### What the exercise asks
Arrange every line of the entries as a JSON list of strings, one string per line, skipping blank lines and leaving out the pictures.

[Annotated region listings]
==============================

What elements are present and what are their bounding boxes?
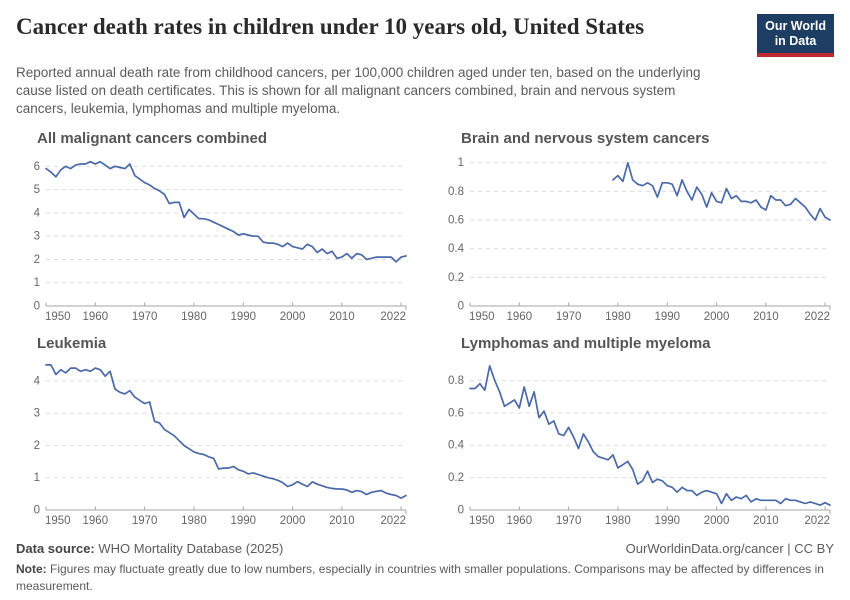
svg-text:2000: 2000 (280, 311, 306, 323)
panel-title-brain-nervous: Brain and nervous system cancers (461, 129, 710, 147)
svg-text:1960: 1960 (507, 311, 533, 323)
svg-text:6: 6 (34, 160, 40, 172)
svg-text:1950: 1950 (45, 515, 71, 527)
svg-text:1: 1 (458, 157, 464, 169)
svg-text:0.4: 0.4 (448, 243, 465, 255)
panel-brain-nervous: Brain and nervous system cancers 0 0.2 0.4… (440, 128, 834, 327)
chart-footer: Data source: WHO Mortality Database (202… (16, 541, 834, 593)
line-chart-leukemia: 0 1 2 3 4 1950 1960 1970 1980 1990 2000 2010 2022 (34, 364, 407, 527)
svg-text:1970: 1970 (556, 311, 582, 323)
panel-all-malignant: All malignant cancers combined 0 1 2 3 4 5 6 19… (16, 128, 410, 327)
svg-text:3: 3 (34, 230, 40, 242)
svg-text:0.2: 0.2 (448, 472, 464, 484)
panel-leukemia: Leukemia 0 1 2 3 4 1950 1960 1970 1980 1990 2000 20… (16, 333, 410, 532)
owid-logo: Our World in Data (757, 14, 834, 57)
svg-text:4: 4 (34, 376, 41, 388)
svg-text:1970: 1970 (132, 311, 158, 323)
line-chart-all-malignant: 0 1 2 3 4 5 6 1950 1960 1970 1980 1990 2000 2010 2022 (34, 160, 407, 323)
svg-text:2010: 2010 (329, 311, 355, 323)
svg-text:1980: 1980 (181, 311, 207, 323)
svg-text:1950: 1950 (469, 515, 495, 527)
panel-title-lymphomas: Lymphomas and multiple myeloma (461, 334, 711, 352)
svg-text:1990: 1990 (654, 311, 680, 323)
svg-text:0.6: 0.6 (448, 214, 464, 226)
data-source: Data source: WHO Mortality Database (202… (16, 541, 283, 556)
svg-text:2022: 2022 (380, 515, 406, 527)
svg-text:0: 0 (458, 300, 464, 312)
license-link[interactable]: OurWorldinData.org/cancer | CC BY (625, 541, 834, 557)
svg-text:1980: 1980 (181, 515, 207, 527)
owid-logo-line2: in Data (774, 34, 817, 48)
svg-text:0.4: 0.4 (448, 440, 465, 452)
svg-text:1950: 1950 (45, 311, 71, 323)
svg-text:1: 1 (34, 277, 40, 289)
svg-text:1950: 1950 (469, 311, 495, 323)
svg-text:1990: 1990 (230, 515, 256, 527)
charts-grid: All malignant cancers combined 0 1 2 3 4 5 6 19… (16, 128, 834, 532)
panel-title-leukemia: Leukemia (37, 334, 107, 352)
svg-text:1960: 1960 (83, 311, 109, 323)
svg-text:0.8: 0.8 (448, 375, 464, 387)
panel-lymphomas: Lymphomas and multiple myeloma 0 0.2 0.4 0.… (440, 333, 834, 532)
footnote-label: Note: (16, 562, 47, 577)
svg-text:0.6: 0.6 (448, 408, 464, 420)
svg-text:2022: 2022 (804, 311, 830, 323)
svg-text:1990: 1990 (230, 311, 256, 323)
svg-text:1970: 1970 (132, 515, 158, 527)
svg-text:2022: 2022 (804, 515, 830, 527)
svg-text:1: 1 (34, 473, 40, 485)
svg-text:0: 0 (34, 505, 40, 517)
svg-text:2022: 2022 (380, 311, 406, 323)
svg-text:0: 0 (458, 505, 464, 517)
svg-text:2000: 2000 (704, 515, 730, 527)
svg-text:2: 2 (34, 254, 40, 266)
svg-text:2010: 2010 (329, 515, 355, 527)
svg-text:1970: 1970 (556, 515, 582, 527)
svg-text:4: 4 (34, 207, 41, 219)
line-chart-brain-nervous: 0 0.2 0.4 0.6 0.8 1 1950 1960 1970 1980 1990 2000 20… (448, 157, 831, 323)
line-chart-lymphomas: 0 0.2 0.4 0.6 0.8 1950 1960 1970 1980 1990 2000 201… (448, 365, 831, 527)
svg-text:1980: 1980 (605, 515, 631, 527)
svg-text:2010: 2010 (753, 311, 779, 323)
svg-text:0: 0 (34, 300, 40, 312)
svg-text:0.8: 0.8 (448, 185, 464, 197)
svg-text:5: 5 (34, 184, 40, 196)
chart-subtitle: Reported annual death rate from childhoo… (16, 65, 701, 116)
svg-text:1980: 1980 (605, 311, 631, 323)
svg-text:2000: 2000 (280, 515, 306, 527)
footnote: Note: Figures may fluctuate greatly due … (16, 561, 834, 593)
footnote-text: Figures may fluctuate greatly due to low… (16, 562, 824, 593)
data-source-label: Data source: (16, 541, 95, 557)
data-source-text: WHO Mortality Database (2025) (98, 541, 284, 557)
svg-text:1990: 1990 (654, 515, 680, 527)
page-title: Cancer death rates in children under 10 … (16, 14, 645, 39)
panel-title-all-malignant: All malignant cancers combined (37, 129, 268, 147)
svg-text:2000: 2000 (704, 311, 730, 323)
svg-text:1960: 1960 (507, 515, 533, 527)
svg-text:0.2: 0.2 (448, 271, 464, 283)
owid-logo-line1: Our World (765, 19, 826, 33)
svg-text:2: 2 (34, 440, 40, 452)
svg-text:2010: 2010 (753, 515, 779, 527)
svg-text:3: 3 (34, 408, 40, 420)
chart-header: Cancer death rates in children under 10 … (16, 12, 834, 118)
svg-text:1960: 1960 (83, 515, 109, 527)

==============================

### Written reply
[
  "What elements are present and what are their bounding boxes?",
  "svg-text:2000: 2000 (280, 311, 306, 323)",
  "panel-title-brain-nervous: Brain and nervous system cancers (461, 129, 710, 147)",
  "svg-text:1960: 1960 (507, 311, 533, 323)",
  "svg-text:6: 6 (34, 160, 40, 172)",
  "svg-text:1950: 1950 (45, 515, 71, 527)",
  "svg-text:1: 1 (458, 157, 464, 169)",
  "svg-text:0.4: 0.4 (448, 243, 465, 255)",
  "panel-brain-nervous: Brain and nervous system cancers 0 0.2 0.4… (440, 128, 834, 327)",
  "chart-footer: Data source: WHO Mortality Database (202… (16, 541, 834, 593)",
  "line-chart-leukemia: 0 1 2 3 4 1950 1960 1970 1980 1990 2000 2010 2022 (34, 364, 407, 527)",
  "svg-text:1970: 1970 (556, 311, 582, 323)",
  "panel-all-malignant: All malignant cancers combined 0 1 2 3 4 5 6 19… (16, 128, 410, 327)",
  "svg-text:3: 3 (34, 230, 40, 242)",
  "svg-text:0.2: 0.2 (448, 472, 464, 484)",
  "panel-leukemia: Leukemia 0 1 2 3 4 1950 1960 1970 1980 1990 2000 20… (16, 333, 410, 532)",
  "owid-logo: Our World in Data (757, 14, 834, 57)",
  "svg-text:4: 4 (34, 376, 41, 388)",
  "svg-text:1970: 1970 (132, 311, 158, 323)",
  "line-chart-all-malignant: 0 1 2 3 4 5 6 1950 1960 1970 1980 1990 2000 2010 2022 (34, 160, 407, 323)",
  "svg-text:2010: 2010 (329, 311, 355, 323)",
  "svg-text:1980: 1980 (181, 311, 207, 323)",
  "svg-text:1950: 1950 (469, 515, 495, 527)",
  "panel-title-lymphomas: Lymphomas and multiple myeloma (461, 334, 711, 352)",
  "svg-text:1990: 1990 (654, 311, 680, 323)",
  "svg-text:0.6: 0.6 (448, 214, 464, 226)",
  "data-source: Data source: WHO Mortality Database (202… (16, 541, 283, 556)",
  "svg-text:2022: 2022 (380, 515, 406, 527)",
  "svg-text:0: 0 (458, 300, 464, 312)",
  "license-link[interactable]: OurWorldinData.org/cancer | CC BY (625, 541, 834, 557)",
  "svg-text:1980: 1980 (181, 515, 207, 527)",
  "owid-logo-line2: in Data (774, 34, 817, 48)",
  "svg-text:0.4: 0.4 (448, 440, 465, 452)",
  "svg-text:1950: 1950 (45, 311, 71, 323)",
  "svg-text:1: 1 (34, 277, 40, 289)",
  "svg-text:1950: 1950 (469, 311, 495, 323)",
  "svg-text:1990: 1990 (230, 515, 256, 527)",
  "charts-grid: All malignant cancers combined 0 1 2 3 4 5 6 19… (16, 128, 834, 532)",
  "panel-title-leukemia: Leukemia (37, 334, 107, 352)",
  "svg-text:1960: 1960 (83, 311, 109, 323)",
  "svg-text:0.8: 0.8 (448, 375, 464, 387)",
  "panel-lymphomas: Lymphomas and multiple myeloma 0 0.2 0.4 0.… (440, 333, 834, 532)",
  "footnote-label: Note: (16, 562, 47, 577)",
  "svg-text:0.6: 0.6 (448, 408, 464, 420)",
  "svg-text:2022: 2022 (804, 311, 830, 323)",
  "svg-text:1990: 1990 (230, 311, 256, 323)",
  "svg-text:1970: 1970 (132, 515, 158, 527)",
  "svg-text:2022: 2022 (804, 515, 830, 527)",
  "svg-text:1: 1 (34, 473, 40, 485)",
  "svg-text:0: 0 (34, 505, 40, 517)",
  "svg-text:2022: 2022 (380, 311, 406, 323)",
  "svg-text:0: 0 (458, 505, 464, 517)",
  "svg-text:2000: 2000 (704, 515, 730, 527)",
  "svg-text:2: 2 (34, 254, 40, 266)",
  "svg-text:2010: 2010 (329, 515, 355, 527)",
  "svg-text:1970: 1970 (556, 515, 582, 527)",
  "svg-text:4: 4 (34, 207, 41, 219)",
  "line-chart-brain-nervous: 0 0.2 0.4 0.6 0.8 1 1950 1960 1970 1980 1990 2000 20… (448, 157, 831, 323)",
  "line-chart-lymphomas: 0 0.2 0.4 0.6 0.8 1950 1960 1970 1980 1990 2000 201… (448, 365, 831, 527)",
  "svg-text:1980: 1980 (605, 515, 631, 527)",
  "svg-text:2010: 2010 (753, 311, 779, 323)",
  "svg-text:0: 0 (34, 300, 40, 312)",
  "svg-text:0.8: 0.8 (448, 185, 464, 197)",
  "svg-text:5: 5 (34, 184, 40, 196)",
  "chart-subtitle: Reported annual death rate from childhoo… (16, 65, 701, 116)",
  "svg-text:1980: 1980 (605, 311, 631, 323)",
  "svg-text:2000: 2000 (280, 515, 306, 527)",
  "footnote: Note: Figures may fluctuate greatly due … (16, 561, 834, 593)",
  "footnote-text: Figures may fluctuate greatly due to low… (16, 562, 824, 593)",
  "data-source-label: Data source: (16, 541, 95, 557)",
  "data-source-text: WHO Mortality Database (2025) (98, 541, 284, 557)",
  "svg-text:1990: 1990 (654, 515, 680, 527)",
  "page-title: Cancer death rates in children under 10 … (16, 14, 645, 39)",
  "panel-title-all-malignant: All malignant cancers combined (37, 129, 268, 147)",
  "svg-text:2000: 2000 (704, 311, 730, 323)",
  "svg-text:1960: 1960 (507, 515, 533, 527)",
  "svg-text:0.2: 0.2 (448, 271, 464, 283)",
  "owid-logo-line1: Our World (765, 19, 826, 33)",
  "svg-text:2: 2 (34, 440, 40, 452)",
  "svg-text:2010: 2010 (753, 515, 779, 527)",
  "svg-text:3: 3 (34, 408, 40, 420)",
  "chart-header: Cancer death rates in children under 10 … (16, 12, 834, 118)",
  "svg-text:1960: 1960 (83, 515, 109, 527)"
]